= STATED EXERCISE =
Sort through the data and copy the lines holding the word "text".

# Start of INPUT FOR THIS TASK

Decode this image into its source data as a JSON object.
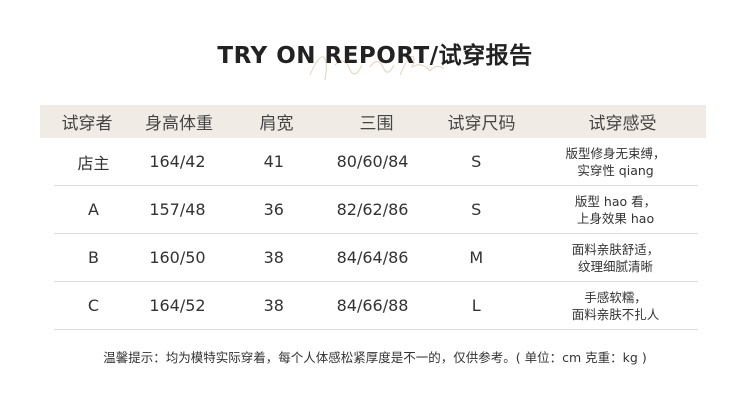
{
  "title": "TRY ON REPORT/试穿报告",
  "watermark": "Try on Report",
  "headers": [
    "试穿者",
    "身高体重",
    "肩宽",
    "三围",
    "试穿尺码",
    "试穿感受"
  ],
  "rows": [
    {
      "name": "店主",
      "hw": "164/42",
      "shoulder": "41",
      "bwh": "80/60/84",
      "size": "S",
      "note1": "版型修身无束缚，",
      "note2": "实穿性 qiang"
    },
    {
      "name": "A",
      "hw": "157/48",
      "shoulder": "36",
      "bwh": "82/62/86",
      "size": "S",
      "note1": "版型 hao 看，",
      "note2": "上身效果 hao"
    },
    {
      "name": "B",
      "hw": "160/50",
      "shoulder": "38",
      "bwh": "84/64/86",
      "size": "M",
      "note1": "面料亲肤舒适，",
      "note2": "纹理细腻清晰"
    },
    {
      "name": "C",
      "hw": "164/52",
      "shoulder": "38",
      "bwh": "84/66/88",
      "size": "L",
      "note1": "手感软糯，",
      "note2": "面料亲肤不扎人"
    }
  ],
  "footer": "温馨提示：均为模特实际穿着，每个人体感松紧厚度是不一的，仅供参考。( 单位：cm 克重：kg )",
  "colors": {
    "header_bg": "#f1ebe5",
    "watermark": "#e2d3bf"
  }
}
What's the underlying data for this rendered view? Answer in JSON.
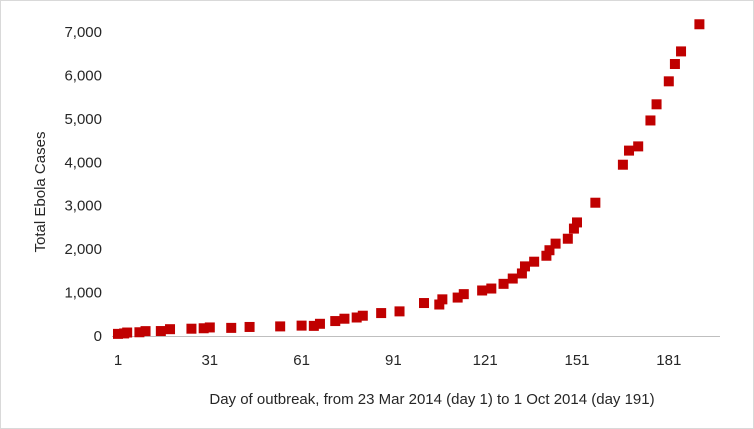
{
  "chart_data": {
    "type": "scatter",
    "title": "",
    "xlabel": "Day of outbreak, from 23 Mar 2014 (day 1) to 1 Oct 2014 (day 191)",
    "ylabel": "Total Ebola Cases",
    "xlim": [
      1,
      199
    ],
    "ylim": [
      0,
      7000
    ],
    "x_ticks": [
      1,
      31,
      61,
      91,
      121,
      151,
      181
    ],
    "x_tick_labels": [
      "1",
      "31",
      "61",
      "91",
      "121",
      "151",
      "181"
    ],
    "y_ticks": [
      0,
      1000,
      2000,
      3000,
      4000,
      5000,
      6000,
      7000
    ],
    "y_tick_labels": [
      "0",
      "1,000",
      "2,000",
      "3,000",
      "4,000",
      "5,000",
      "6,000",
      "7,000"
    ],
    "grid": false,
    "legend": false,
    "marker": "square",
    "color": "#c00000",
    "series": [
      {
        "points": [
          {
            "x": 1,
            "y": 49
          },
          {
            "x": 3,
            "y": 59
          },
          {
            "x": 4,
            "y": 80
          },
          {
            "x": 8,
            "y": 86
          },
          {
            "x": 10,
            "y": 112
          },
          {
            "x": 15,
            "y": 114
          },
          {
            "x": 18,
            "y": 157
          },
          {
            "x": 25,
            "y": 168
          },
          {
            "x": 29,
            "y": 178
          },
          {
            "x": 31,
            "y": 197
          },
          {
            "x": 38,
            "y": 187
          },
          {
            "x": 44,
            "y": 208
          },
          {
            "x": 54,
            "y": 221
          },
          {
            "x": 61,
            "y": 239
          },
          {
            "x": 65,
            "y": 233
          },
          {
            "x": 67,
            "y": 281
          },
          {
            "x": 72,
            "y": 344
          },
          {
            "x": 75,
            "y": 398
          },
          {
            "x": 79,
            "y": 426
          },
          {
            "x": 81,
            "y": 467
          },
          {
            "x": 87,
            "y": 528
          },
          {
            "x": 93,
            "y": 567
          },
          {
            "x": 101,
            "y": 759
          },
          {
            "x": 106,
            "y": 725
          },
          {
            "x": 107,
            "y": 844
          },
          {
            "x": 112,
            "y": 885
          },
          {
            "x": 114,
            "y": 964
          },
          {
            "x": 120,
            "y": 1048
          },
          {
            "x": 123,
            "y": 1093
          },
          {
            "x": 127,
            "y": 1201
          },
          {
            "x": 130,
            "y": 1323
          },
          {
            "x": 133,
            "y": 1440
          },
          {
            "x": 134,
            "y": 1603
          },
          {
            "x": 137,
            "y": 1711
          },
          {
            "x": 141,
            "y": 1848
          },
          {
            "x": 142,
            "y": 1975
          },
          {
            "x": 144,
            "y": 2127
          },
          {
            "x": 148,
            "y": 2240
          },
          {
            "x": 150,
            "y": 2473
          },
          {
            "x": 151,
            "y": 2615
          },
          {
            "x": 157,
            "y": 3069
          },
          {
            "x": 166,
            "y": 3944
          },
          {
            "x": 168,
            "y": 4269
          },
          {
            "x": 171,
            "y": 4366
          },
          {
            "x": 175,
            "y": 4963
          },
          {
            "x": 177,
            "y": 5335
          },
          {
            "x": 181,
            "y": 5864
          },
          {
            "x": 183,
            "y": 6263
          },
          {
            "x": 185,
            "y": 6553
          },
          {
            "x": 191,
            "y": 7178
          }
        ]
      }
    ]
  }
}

# End of INPUT FOR THIS TASK
# Start of INPUT FOR THIS TASK

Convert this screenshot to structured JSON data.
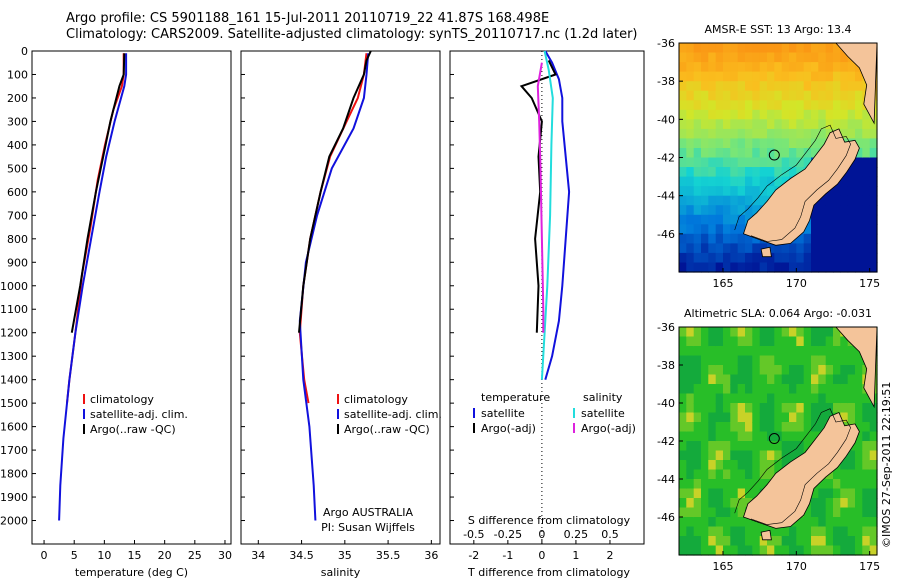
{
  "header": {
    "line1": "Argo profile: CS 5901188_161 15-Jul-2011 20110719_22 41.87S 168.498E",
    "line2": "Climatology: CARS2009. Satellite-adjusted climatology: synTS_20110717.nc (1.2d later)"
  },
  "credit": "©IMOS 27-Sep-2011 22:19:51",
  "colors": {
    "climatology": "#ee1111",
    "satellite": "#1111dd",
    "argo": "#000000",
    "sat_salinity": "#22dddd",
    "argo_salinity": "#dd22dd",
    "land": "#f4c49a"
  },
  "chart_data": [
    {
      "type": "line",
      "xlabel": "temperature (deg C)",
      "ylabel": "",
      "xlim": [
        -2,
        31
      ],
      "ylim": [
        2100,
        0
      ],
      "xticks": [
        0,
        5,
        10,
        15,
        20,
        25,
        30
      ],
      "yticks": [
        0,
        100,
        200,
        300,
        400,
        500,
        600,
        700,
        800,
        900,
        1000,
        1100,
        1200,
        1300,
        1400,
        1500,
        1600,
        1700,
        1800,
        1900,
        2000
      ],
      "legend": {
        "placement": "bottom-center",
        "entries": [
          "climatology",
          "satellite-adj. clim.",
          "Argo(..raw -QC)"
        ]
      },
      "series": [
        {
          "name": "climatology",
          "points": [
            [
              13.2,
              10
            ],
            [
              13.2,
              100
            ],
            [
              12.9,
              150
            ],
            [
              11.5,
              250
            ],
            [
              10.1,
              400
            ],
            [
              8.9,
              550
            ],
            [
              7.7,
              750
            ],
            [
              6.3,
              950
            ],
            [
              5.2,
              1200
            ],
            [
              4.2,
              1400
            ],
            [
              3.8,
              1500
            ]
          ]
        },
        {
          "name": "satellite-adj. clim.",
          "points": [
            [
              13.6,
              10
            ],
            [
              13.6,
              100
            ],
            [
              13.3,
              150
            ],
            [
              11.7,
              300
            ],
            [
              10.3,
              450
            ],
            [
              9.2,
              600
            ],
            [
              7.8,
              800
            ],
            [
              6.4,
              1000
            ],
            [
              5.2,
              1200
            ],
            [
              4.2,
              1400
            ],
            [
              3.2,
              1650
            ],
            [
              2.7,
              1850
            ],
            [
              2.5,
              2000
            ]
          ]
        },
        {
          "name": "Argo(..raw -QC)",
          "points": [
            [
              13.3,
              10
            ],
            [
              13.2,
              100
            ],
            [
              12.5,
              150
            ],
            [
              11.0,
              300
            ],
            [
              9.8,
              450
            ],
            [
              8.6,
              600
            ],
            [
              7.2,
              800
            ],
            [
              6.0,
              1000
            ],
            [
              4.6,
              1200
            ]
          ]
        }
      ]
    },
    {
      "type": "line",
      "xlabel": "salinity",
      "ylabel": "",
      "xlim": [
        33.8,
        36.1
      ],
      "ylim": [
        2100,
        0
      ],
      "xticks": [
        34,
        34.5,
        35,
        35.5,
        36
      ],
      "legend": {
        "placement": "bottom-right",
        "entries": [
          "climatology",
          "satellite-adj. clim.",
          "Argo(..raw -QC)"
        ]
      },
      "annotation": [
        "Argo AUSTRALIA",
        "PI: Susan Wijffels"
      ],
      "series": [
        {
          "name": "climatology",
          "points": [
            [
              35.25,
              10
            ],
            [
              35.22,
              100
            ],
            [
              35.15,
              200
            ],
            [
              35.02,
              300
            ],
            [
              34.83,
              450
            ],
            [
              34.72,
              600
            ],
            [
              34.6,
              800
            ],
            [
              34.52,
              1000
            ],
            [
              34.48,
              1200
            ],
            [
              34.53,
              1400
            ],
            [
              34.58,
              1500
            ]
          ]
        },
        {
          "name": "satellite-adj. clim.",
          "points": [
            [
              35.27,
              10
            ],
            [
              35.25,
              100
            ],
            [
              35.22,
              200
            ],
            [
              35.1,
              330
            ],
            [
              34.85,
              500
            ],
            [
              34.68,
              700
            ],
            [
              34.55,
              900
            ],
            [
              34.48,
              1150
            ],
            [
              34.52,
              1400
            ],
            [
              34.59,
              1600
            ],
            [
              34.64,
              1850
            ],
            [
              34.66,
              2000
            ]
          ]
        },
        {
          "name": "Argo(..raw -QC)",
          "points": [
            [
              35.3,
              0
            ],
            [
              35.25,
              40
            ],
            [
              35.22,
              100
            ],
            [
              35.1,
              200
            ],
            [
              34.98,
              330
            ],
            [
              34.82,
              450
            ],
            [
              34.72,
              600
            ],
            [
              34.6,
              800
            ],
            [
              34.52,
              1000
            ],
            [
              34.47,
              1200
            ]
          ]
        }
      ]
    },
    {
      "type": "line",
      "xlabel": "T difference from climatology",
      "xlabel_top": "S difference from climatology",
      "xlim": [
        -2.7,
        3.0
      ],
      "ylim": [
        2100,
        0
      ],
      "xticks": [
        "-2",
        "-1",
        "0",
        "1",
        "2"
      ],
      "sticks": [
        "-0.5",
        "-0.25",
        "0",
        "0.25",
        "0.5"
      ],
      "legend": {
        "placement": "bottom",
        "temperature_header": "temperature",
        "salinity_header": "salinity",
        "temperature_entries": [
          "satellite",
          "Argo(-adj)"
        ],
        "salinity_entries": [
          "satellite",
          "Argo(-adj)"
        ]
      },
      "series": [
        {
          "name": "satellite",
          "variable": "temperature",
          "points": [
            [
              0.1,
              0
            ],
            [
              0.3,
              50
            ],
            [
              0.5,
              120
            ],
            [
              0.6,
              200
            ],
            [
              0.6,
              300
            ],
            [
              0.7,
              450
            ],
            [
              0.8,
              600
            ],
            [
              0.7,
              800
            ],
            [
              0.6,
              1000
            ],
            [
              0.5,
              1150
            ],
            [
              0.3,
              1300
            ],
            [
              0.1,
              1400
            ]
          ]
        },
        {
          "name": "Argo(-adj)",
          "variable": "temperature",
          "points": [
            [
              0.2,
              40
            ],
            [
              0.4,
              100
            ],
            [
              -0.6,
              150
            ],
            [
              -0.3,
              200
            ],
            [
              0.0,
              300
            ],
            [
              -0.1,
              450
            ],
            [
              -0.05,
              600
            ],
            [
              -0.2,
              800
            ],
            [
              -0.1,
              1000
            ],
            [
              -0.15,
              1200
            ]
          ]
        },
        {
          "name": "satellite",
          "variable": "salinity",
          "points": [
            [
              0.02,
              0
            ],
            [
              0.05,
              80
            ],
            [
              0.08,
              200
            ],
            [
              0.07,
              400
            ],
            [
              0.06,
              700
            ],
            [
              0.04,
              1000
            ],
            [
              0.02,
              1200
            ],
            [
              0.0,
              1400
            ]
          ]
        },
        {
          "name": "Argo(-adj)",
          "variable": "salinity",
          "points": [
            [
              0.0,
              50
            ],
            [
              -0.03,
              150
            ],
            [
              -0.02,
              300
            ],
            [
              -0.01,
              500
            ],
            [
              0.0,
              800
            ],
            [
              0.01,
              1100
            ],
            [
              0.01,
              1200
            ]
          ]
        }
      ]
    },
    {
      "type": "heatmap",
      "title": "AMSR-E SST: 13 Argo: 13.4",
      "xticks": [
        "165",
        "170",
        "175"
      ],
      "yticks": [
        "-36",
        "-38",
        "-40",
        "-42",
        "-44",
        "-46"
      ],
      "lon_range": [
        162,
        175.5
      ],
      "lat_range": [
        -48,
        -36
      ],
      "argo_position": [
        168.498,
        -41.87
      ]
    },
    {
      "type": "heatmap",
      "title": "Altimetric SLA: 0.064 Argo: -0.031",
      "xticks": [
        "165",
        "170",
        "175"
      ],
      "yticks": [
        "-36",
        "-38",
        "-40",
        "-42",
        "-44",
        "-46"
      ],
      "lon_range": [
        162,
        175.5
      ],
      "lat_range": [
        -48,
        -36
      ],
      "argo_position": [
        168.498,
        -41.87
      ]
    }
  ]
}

# End of INPUT FOR THIS TASK
# Start of INPUT FOR THIS TASK

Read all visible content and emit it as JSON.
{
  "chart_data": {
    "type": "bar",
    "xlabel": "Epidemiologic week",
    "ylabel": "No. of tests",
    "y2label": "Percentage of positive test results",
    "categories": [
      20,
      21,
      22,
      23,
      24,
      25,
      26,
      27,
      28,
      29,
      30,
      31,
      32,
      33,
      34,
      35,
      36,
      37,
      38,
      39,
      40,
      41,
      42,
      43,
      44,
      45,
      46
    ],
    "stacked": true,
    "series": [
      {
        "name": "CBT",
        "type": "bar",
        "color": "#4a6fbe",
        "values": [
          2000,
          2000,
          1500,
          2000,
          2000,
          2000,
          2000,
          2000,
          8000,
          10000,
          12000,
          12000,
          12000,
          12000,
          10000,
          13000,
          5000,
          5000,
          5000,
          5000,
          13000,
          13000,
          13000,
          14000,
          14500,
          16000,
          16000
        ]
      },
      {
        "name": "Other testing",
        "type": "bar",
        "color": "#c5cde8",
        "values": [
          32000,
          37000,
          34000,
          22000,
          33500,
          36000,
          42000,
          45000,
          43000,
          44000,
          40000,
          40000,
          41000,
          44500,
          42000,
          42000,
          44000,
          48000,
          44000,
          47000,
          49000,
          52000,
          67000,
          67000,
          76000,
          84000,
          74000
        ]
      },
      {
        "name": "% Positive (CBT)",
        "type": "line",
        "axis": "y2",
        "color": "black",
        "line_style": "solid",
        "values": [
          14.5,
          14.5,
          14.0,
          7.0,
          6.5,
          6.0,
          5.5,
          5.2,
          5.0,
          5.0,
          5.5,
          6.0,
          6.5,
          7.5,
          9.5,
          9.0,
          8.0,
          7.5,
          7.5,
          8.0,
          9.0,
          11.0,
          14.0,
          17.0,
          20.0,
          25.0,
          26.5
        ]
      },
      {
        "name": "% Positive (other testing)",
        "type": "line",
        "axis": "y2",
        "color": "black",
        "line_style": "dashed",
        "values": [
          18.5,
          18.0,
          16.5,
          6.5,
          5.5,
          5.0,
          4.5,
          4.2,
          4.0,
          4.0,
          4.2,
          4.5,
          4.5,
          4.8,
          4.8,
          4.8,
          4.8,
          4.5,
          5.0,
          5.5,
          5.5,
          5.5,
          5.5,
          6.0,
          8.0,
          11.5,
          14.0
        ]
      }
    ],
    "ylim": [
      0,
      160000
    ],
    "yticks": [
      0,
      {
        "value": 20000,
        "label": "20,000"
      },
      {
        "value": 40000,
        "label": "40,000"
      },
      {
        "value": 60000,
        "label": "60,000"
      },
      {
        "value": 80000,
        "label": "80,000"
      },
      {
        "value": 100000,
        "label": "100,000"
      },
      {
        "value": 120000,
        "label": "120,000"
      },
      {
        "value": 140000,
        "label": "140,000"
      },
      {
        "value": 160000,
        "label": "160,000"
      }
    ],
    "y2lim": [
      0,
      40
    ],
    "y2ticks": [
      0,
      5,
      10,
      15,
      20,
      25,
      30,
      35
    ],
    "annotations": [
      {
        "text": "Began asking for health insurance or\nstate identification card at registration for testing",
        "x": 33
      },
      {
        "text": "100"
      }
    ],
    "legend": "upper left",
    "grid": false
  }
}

# End of INPUT FOR THIS TASK

= RESULT OF THIS TASK =
        "text": "Began asking for health insurance or\nstate identification card at registration for testing",
        "text": "100"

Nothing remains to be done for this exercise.